:: MATERIAL TO PROCESS ::
◇ ◇ ◇ ◇ ◇
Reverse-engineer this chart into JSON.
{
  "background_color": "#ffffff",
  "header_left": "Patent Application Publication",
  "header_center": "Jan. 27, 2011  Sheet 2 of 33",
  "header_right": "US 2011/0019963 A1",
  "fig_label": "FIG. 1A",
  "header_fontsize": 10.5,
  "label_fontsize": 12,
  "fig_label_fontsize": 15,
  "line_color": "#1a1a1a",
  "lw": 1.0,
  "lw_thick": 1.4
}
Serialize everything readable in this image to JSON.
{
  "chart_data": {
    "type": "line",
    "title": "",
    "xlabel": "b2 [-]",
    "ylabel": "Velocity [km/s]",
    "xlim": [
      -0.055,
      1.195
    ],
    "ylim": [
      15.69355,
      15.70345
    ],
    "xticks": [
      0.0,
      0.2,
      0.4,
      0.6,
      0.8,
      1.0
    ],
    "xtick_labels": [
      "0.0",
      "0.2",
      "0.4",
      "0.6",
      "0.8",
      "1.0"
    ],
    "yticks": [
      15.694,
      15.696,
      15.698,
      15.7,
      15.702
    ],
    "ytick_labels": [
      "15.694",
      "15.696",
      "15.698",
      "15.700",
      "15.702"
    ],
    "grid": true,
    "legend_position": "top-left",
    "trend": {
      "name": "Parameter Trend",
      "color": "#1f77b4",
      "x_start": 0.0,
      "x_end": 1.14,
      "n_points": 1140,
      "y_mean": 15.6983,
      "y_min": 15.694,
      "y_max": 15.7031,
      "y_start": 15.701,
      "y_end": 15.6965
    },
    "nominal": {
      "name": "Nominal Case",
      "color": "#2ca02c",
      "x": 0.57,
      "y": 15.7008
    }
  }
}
◇ ◇ ◇ ◇ ◇
:: WHAT TO WORK ON ::
Report every line containing the word "this" from the listing above.

:: EXERCISE RESULT ::
Reverse-engineer this chart into JSON.
Serialize everything readable in this image to JSON.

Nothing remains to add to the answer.